TASK PROMPT: Locate all lines with the word "unter". Copy them.

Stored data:
%%

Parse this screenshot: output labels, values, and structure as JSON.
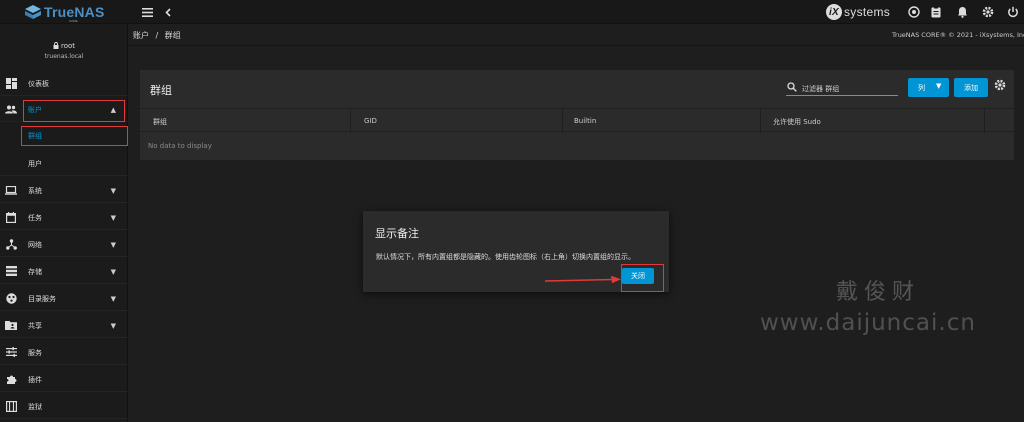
{
  "app": {
    "logo_text": "TrueNAS",
    "logo_sub": "CORE",
    "brand": "systems",
    "copyright": "TrueNAS CORE® © 2021 - iXsystems, Inc."
  },
  "icons": {
    "menu": "hamburger-menu-icon",
    "back": "chevron-left-icon",
    "topbar": [
      "truecommand-icon",
      "clipboard-icon",
      "bell-icon",
      "gear-icon",
      "power-icon"
    ]
  },
  "sidebar": {
    "user": "root",
    "host": "truenas.local",
    "items": [
      {
        "label": "仪表板",
        "icon": "dashboard-icon"
      },
      {
        "label": "账户",
        "icon": "accounts-icon",
        "expanded": true
      },
      {
        "label": "群组",
        "sub": true,
        "active": true
      },
      {
        "label": "用户",
        "sub": true
      },
      {
        "label": "系统",
        "icon": "laptop-icon"
      },
      {
        "label": "任务",
        "icon": "calendar-icon"
      },
      {
        "label": "网络",
        "icon": "network-icon"
      },
      {
        "label": "存储",
        "icon": "storage-icon"
      },
      {
        "label": "目录服务",
        "icon": "directory-icon"
      },
      {
        "label": "共享",
        "icon": "folder-share-icon"
      },
      {
        "label": "服务",
        "icon": "tune-icon"
      },
      {
        "label": "插件",
        "icon": "puzzle-icon"
      },
      {
        "label": "监狱",
        "icon": "jail-icon"
      }
    ]
  },
  "breadcrumb": {
    "parent": "账户",
    "separator": "/",
    "current": "群组"
  },
  "card": {
    "title": "群组",
    "filter_placeholder": "过滤器 群组",
    "columns_button": "列",
    "add_button": "添加",
    "columns": [
      "群组",
      "GID",
      "Builtin",
      "允许使用 Sudo"
    ],
    "empty_text": "No data to display"
  },
  "dialog": {
    "title": "显示备注",
    "message": "默认情况下，所有内置组都是隐藏的。使用齿轮图标（右上角）切换内置组的显示。",
    "close_button": "关闭"
  },
  "watermark": {
    "name": "戴俊财",
    "url": "www.daijuncai.cn"
  },
  "colors": {
    "accent": "#0095d5",
    "highlight": "#e03a3a",
    "logo": "#4c90c4"
  }
}
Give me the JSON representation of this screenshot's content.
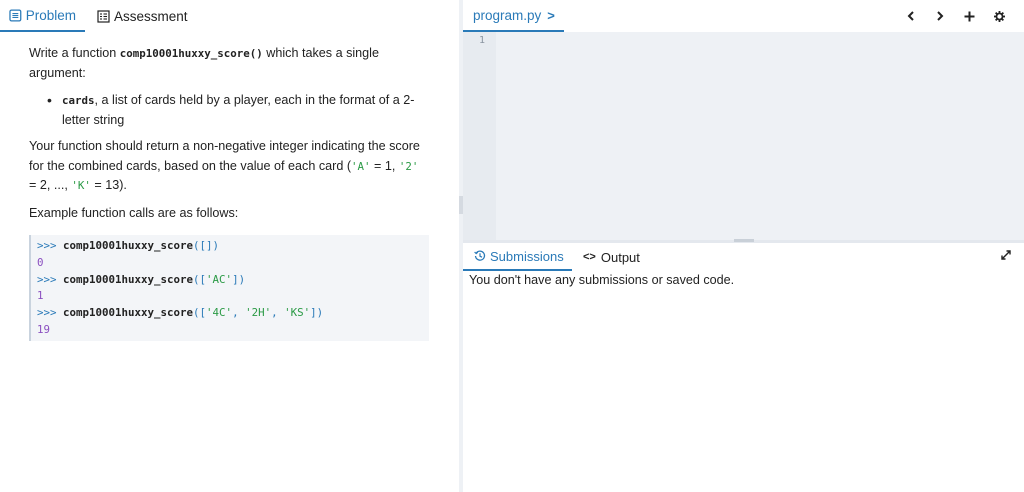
{
  "left_tabs": {
    "problem": "Problem",
    "assessment": "Assessment"
  },
  "problem": {
    "p1_prefix": "Write a function ",
    "function_name": "comp10001huxxy_score()",
    "p1_suffix": " which takes a single argument:",
    "bullet_code": "cards",
    "bullet_text": ", a list of cards held by a player, each in the format of a 2-letter string",
    "p2_text1": "Your function should return a non-negative integer indicating the score for the combined cards, based on the value of each card (",
    "p2_A": "'A'",
    "p2_eq1": " = 1, ",
    "p2_2": "'2'",
    "p2_eq2": " = 2, ..., ",
    "p2_K": "'K'",
    "p2_eq3": " = 13).",
    "p3": "Example function calls are as follows:"
  },
  "examples": [
    {
      "prompt": ">>> ",
      "fn": "comp10001huxxy_score",
      "open": "([",
      "args": [],
      "close": "])",
      "output": "0"
    },
    {
      "prompt": ">>> ",
      "fn": "comp10001huxxy_score",
      "open": "([",
      "args": [
        "'AC'"
      ],
      "close": "])",
      "output": "1"
    },
    {
      "prompt": ">>> ",
      "fn": "comp10001huxxy_score",
      "open": "([",
      "args": [
        "'4C'",
        "'2H'",
        "'KS'"
      ],
      "close": "])",
      "output": "19"
    }
  ],
  "editor": {
    "file_tab": "program.py",
    "file_chevron": ">",
    "line_number": "1",
    "icons": [
      "chevron-left-icon",
      "chevron-right-icon",
      "plus-icon",
      "gear-icon"
    ]
  },
  "bottom": {
    "submissions_tab": "Submissions",
    "output_tab": "Output",
    "output_symbol": "<>",
    "message": "You don't have any submissions or saved code."
  },
  "colors": {
    "accent": "#2a7ab8",
    "string": "#2a9a45",
    "output": "#8a4fc0",
    "editor_bg": "#eef1f5"
  }
}
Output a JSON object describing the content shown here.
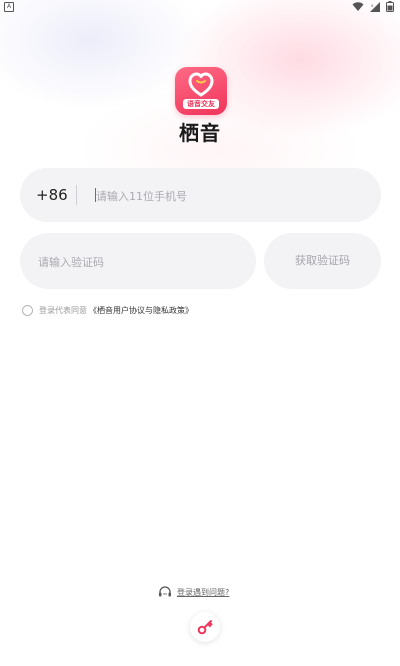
{
  "status_bar": {
    "left_icon": "notification-a-icon",
    "left_glyph": "A",
    "right_icons": [
      "wifi-icon",
      "signal-icon",
      "battery-icon"
    ]
  },
  "app": {
    "name": "栖音",
    "logo_tag": "语音交友",
    "brand_color": "#F0345A"
  },
  "login": {
    "country_code": "+86",
    "phone_placeholder": "请输入11位手机号",
    "code_placeholder": "请输入验证码",
    "get_code_label": "获取验证码",
    "agreement_prefix": "登录代表同意",
    "agreement_link": "《栖音用户协议与隐私政策》",
    "agreed": false
  },
  "footer": {
    "help_label": "登录遇到问题?",
    "help_icon": "headset-icon",
    "key_icon": "key-icon"
  }
}
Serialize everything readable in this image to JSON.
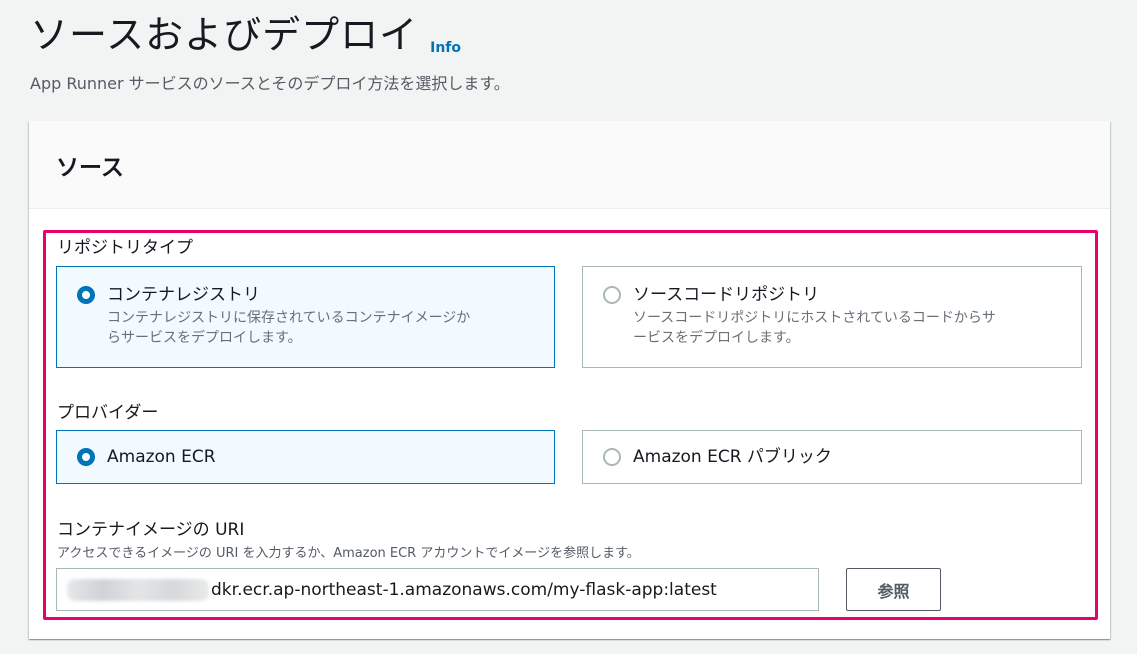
{
  "header": {
    "title": "ソースおよびデプロイ",
    "info_link": "Info",
    "description": "App Runner サービスのソースとそのデプロイ方法を選択します。"
  },
  "panel": {
    "title": "ソース"
  },
  "repository_type": {
    "label": "リポジトリタイプ",
    "options": [
      {
        "title": "コンテナレジストリ",
        "description_line1": "コンテナレジストリに保存されているコンテナイメージか",
        "description_line2": "らサービスをデプロイします。",
        "selected": true
      },
      {
        "title": "ソースコードリポジトリ",
        "description_line1": "ソースコードリポジトリにホストされているコードからサ",
        "description_line2": "ービスをデプロイします。",
        "selected": false
      }
    ]
  },
  "provider": {
    "label": "プロバイダー",
    "options": [
      {
        "title": "Amazon ECR",
        "selected": true
      },
      {
        "title": "Amazon ECR パブリック",
        "selected": false
      }
    ]
  },
  "image_uri": {
    "label": "コンテナイメージの URI",
    "description": "アクセスできるイメージの URI を入力するか、Amazon ECR アカウントでイメージを参照します。",
    "value_visible": "dkr.ecr.ap-northeast-1.amazonaws.com/my-flask-app:latest",
    "browse_label": "参照"
  },
  "colors": {
    "accent": "#0073bb",
    "highlight": "#e8006e",
    "selected_bg": "#f1faff"
  }
}
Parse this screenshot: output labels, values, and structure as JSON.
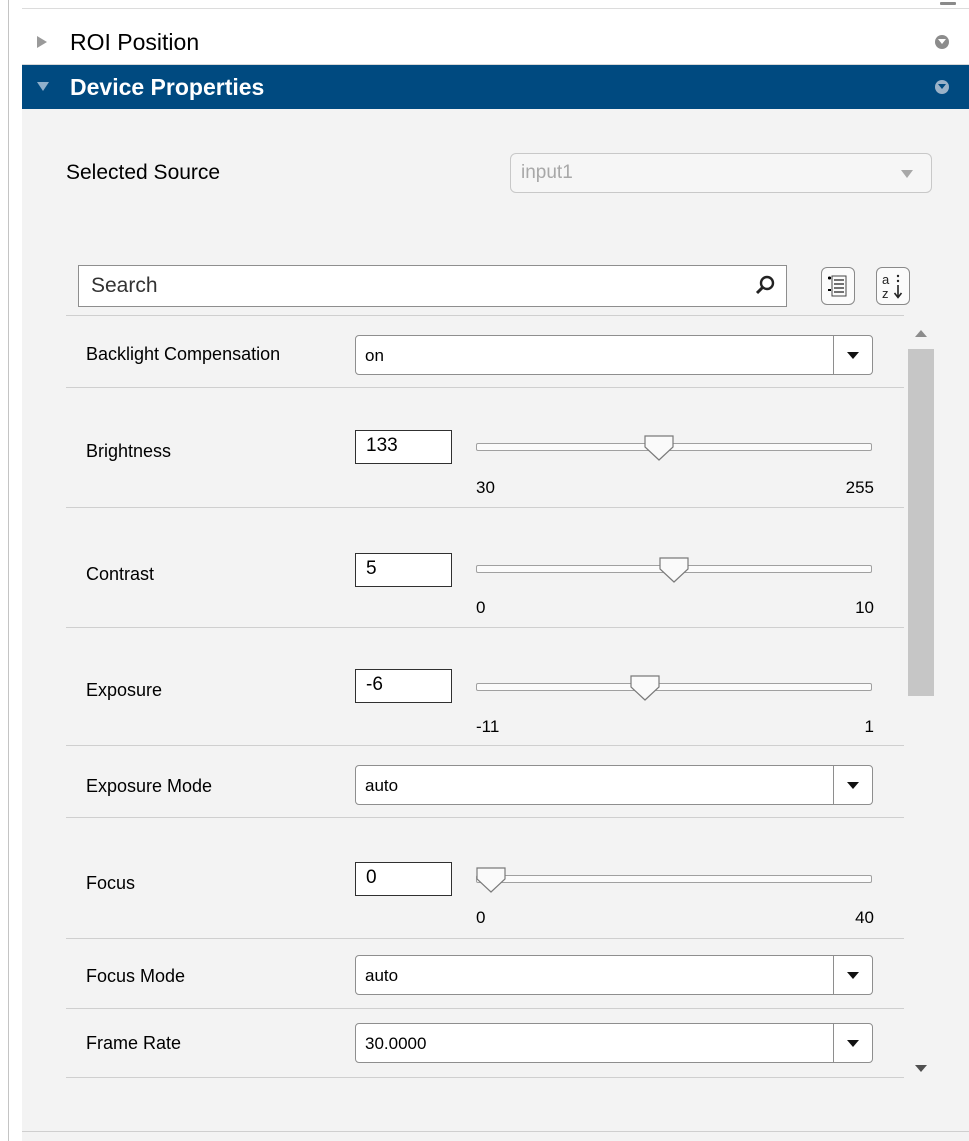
{
  "sections": [
    {
      "title": "ROI Position",
      "expanded": false
    },
    {
      "title": "Device Properties",
      "expanded": true
    }
  ],
  "source": {
    "label": "Selected Source",
    "value": "input1"
  },
  "search": {
    "placeholder": "Search"
  },
  "properties": [
    {
      "label": "Backlight Compensation",
      "kind": "dropdown",
      "value": "on"
    },
    {
      "label": "Brightness",
      "kind": "slider",
      "value": "133",
      "min": "30",
      "max": "255",
      "level": 0.46
    },
    {
      "label": "Contrast",
      "kind": "slider",
      "value": "5",
      "min": "0",
      "max": "10",
      "level": 0.5
    },
    {
      "label": "Exposure",
      "kind": "slider",
      "value": "-6",
      "min": "-11",
      "max": "1",
      "level": 0.42
    },
    {
      "label": "Exposure Mode",
      "kind": "dropdown",
      "value": "auto"
    },
    {
      "label": "Focus",
      "kind": "slider",
      "value": "0",
      "min": "0",
      "max": "40",
      "level": 0.0
    },
    {
      "label": "Focus Mode",
      "kind": "dropdown",
      "value": "auto"
    },
    {
      "label": "Frame Rate",
      "kind": "dropdown",
      "value": "30.0000"
    }
  ],
  "colors": {
    "header_active": "#004a80",
    "panel_bg": "#f3f3f3"
  }
}
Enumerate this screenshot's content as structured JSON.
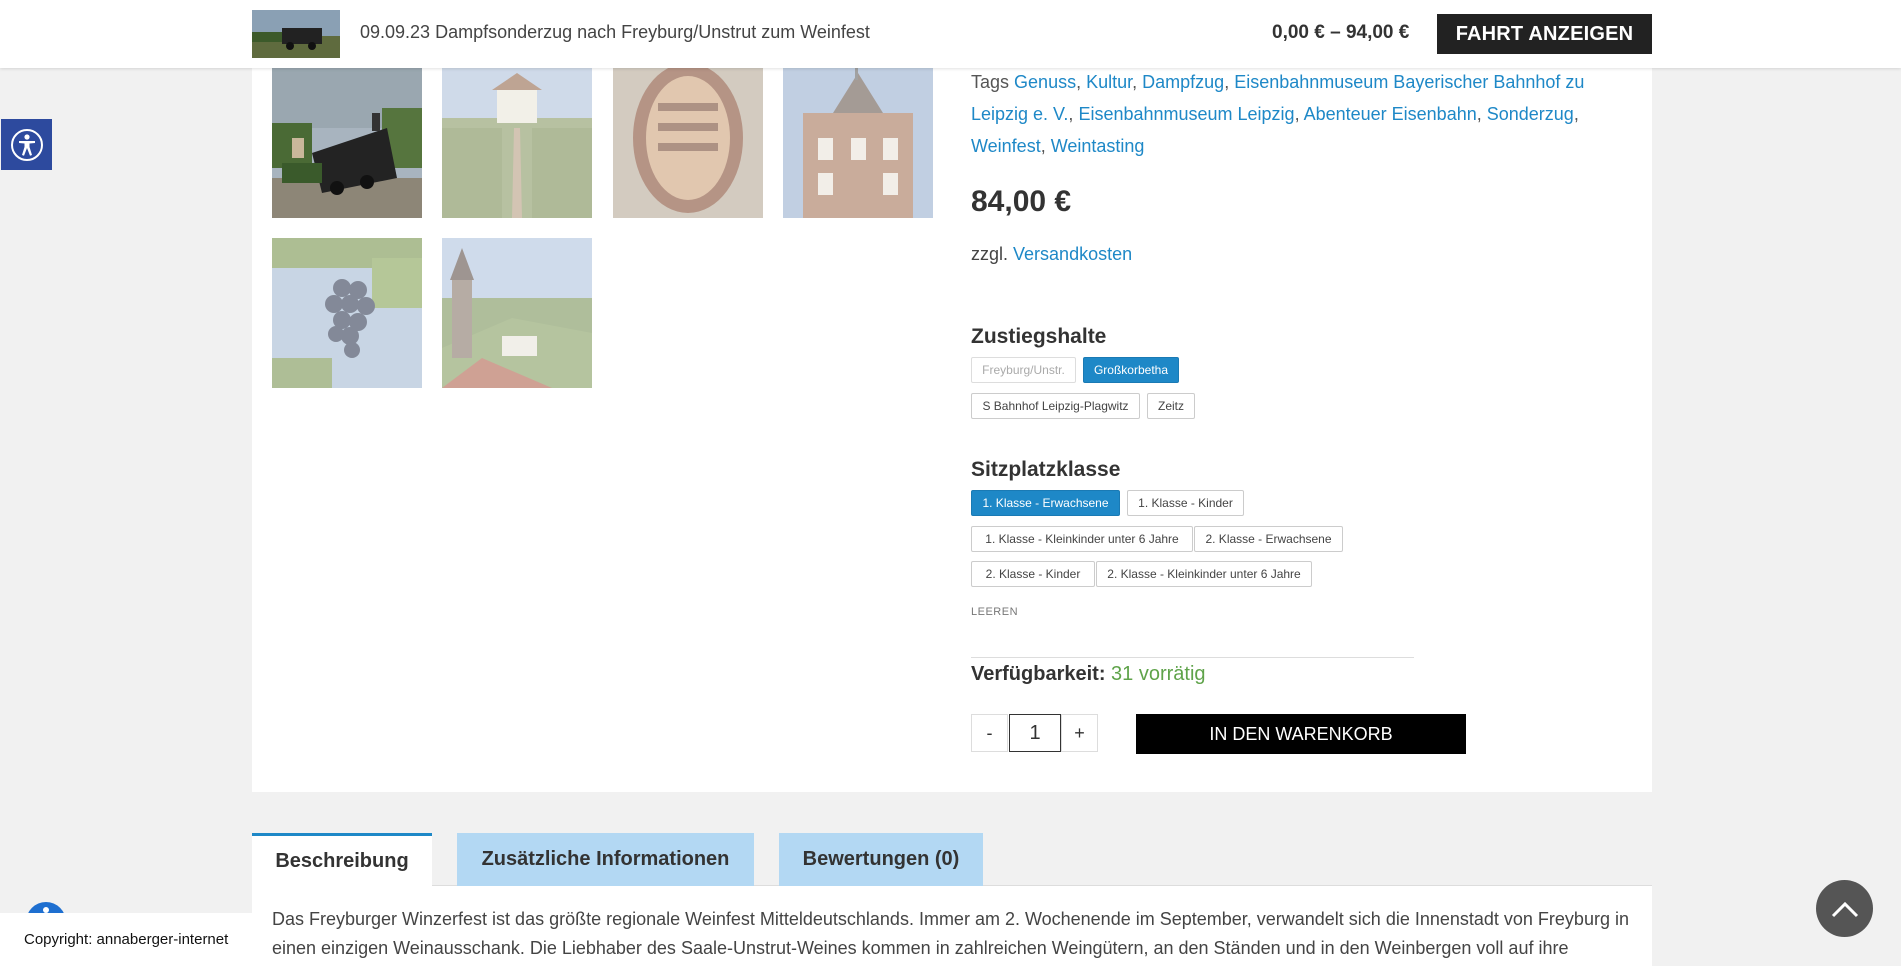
{
  "sticky": {
    "title": "09.09.23 Dampfsonderzug nach Freyburg/Unstrut zum Weinfest",
    "price_range": "0,00 € – 94,00 €",
    "button": "FAHRT ANZEIGEN"
  },
  "gallery": {
    "icons": [
      "steam-train-photo",
      "vineyard-photo",
      "wine-barrel-photo",
      "town-hall-photo",
      "grapes-photo",
      "castle-vineyard-photo"
    ]
  },
  "product": {
    "tags_label": "Tags",
    "tags": [
      "Genuss",
      "Kultur",
      "Dampfzug",
      "Eisenbahnmuseum Bayerischer Bahnhof zu Leipzig e. V.",
      "Eisenbahnmuseum Leipzig",
      "Abenteuer Eisenbahn",
      "Sonderzug",
      "Weinfest",
      "Weintasting"
    ],
    "price": "84,00 €",
    "shipping_prefix": "zzgl.",
    "shipping_link": "Versandkosten"
  },
  "variants": {
    "stops_label": "Zustiegshalte",
    "stops": [
      "Freyburg/Unstr.",
      "Großkorbetha",
      "S Bahnhof Leipzig-Plagwitz",
      "Zeitz"
    ],
    "stops_selected": "Großkorbetha",
    "class_label": "Sitzplatzklasse",
    "classes": [
      "1. Klasse - Erwachsene",
      "1. Klasse - Kinder",
      "1. Klasse - Kleinkinder unter 6 Jahre",
      "2. Klasse - Erwachsene",
      "2. Klasse - Kinder",
      "2. Klasse - Kleinkinder unter 6 Jahre"
    ],
    "class_selected": "1. Klasse - Erwachsene",
    "clear": "LEEREN"
  },
  "stock": {
    "label": "Verfügbarkeit:",
    "value": "31 vorrätig"
  },
  "cart": {
    "minus": "-",
    "plus": "+",
    "quantity": "1",
    "button": "IN DEN WARENKORB"
  },
  "tabs": [
    "Beschreibung",
    "Zusätzliche Informationen",
    "Bewertungen (0)"
  ],
  "description": "Das Freyburger Winzerfest ist das größte regionale Weinfest Mitteldeutschlands. Immer am 2. Wochenende im September, verwandelt sich die Innenstadt von Freyburg in einen einzigen Weinausschank. Die Liebhaber des Saale-Unstrut-Weines kommen in zahlreichen Weingütern, an den Ständen und in den Weinbergen voll auf ihre",
  "copyright": "Copyright: annaberger-internet",
  "colors": {
    "accent": "#1e88c7",
    "tab_inactive": "#b3d8f3",
    "stock_green": "#5fa34a",
    "a11y_blue": "#2d4a9e"
  }
}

%%

SOLVED EXERCISE:
      "1. Klasse - Kleinkinder unter 6 Jahre",
      "2. Klasse - Kleinkinder unter 6 Jahre"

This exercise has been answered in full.